• _Task to complete_: Every record should be copied exactly, except that pictures are to be omitted.

• _Data listing_:
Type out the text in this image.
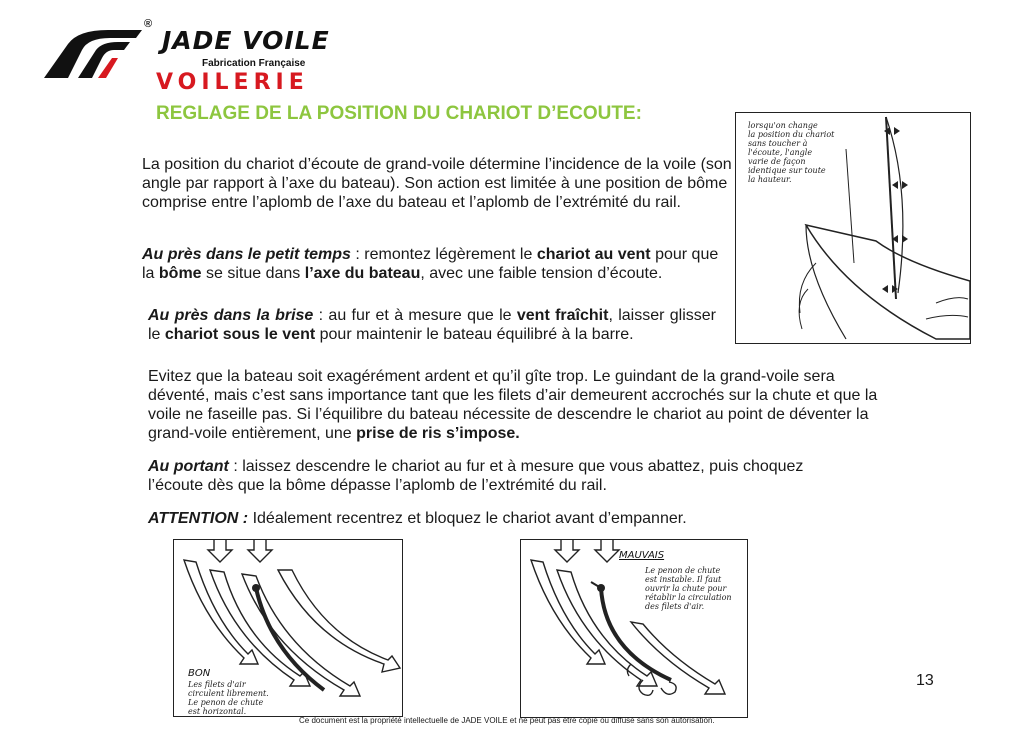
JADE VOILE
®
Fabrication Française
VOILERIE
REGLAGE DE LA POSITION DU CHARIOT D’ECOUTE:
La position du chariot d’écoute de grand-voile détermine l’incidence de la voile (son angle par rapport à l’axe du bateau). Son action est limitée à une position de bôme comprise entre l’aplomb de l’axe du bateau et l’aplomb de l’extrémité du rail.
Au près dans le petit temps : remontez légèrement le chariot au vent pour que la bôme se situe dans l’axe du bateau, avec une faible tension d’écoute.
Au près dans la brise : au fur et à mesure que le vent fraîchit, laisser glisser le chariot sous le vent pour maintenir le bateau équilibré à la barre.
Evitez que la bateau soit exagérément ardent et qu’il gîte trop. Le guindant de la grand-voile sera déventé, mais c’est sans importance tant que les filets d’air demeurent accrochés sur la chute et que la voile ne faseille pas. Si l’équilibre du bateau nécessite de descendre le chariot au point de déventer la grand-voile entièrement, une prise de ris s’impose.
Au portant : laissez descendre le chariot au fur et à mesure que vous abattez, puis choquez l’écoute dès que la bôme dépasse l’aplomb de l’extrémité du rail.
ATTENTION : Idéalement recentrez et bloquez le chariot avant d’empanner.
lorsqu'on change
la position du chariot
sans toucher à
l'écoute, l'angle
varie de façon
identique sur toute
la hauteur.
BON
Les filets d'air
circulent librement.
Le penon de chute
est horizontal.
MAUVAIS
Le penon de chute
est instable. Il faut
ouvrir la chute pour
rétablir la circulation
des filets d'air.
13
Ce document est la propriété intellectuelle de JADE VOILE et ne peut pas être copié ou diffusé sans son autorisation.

• _Correct answer_:
Type out the text in this image.
JADE VOILE
®
Fabrication Française
VOILERIE
REGLAGE DE LA POSITION DU CHARIOT D’ECOUTE:
La position du chariot d’écoute de grand-voile détermine l’incidence de la voile (son angle par rapport à l’axe du bateau). Son action est limitée à une position de bôme comprise entre l’aplomb de l’axe du bateau et l’aplomb de l’extrémité du rail.
Au près dans le petit temps : remontez légèrement le chariot au vent pour que la bôme se situe dans l’axe du bateau, avec une faible tension d’écoute.
Au près dans la brise : au fur et à mesure que le vent fraîchit, laisser glisser le chariot sous le vent pour maintenir le bateau équilibré à la barre.
Evitez que la bateau soit exagérément ardent et qu’il gîte trop. Le guindant de la grand-voile sera déventé, mais c’est sans importance tant que les filets d’air demeurent accrochés sur la chute et que la voile ne faseille pas. Si l’équilibre du bateau nécessite de descendre le chariot au point de déventer la grand-voile entièrement, une prise de ris s’impose.
Au portant : laissez descendre le chariot au fur et à mesure que vous abattez, puis choquez l’écoute dès que la bôme dépasse l’aplomb de l’extrémité du rail.
ATTENTION : Idéalement recentrez et bloquez le chariot avant d’empanner.
lorsqu'on change
la position du chariot
sans toucher à
l'écoute, l'angle
varie de façon
identique sur toute
la hauteur.
BON
Les filets d'air
circulent librement.
Le penon de chute
est horizontal.
MAUVAIS
Le penon de chute
est instable. Il faut
ouvrir la chute pour
rétablir la circulation
des filets d'air.
13
Ce document est la propriété intellectuelle de JADE VOILE et ne peut pas être copié ou diffusé sans son autorisation.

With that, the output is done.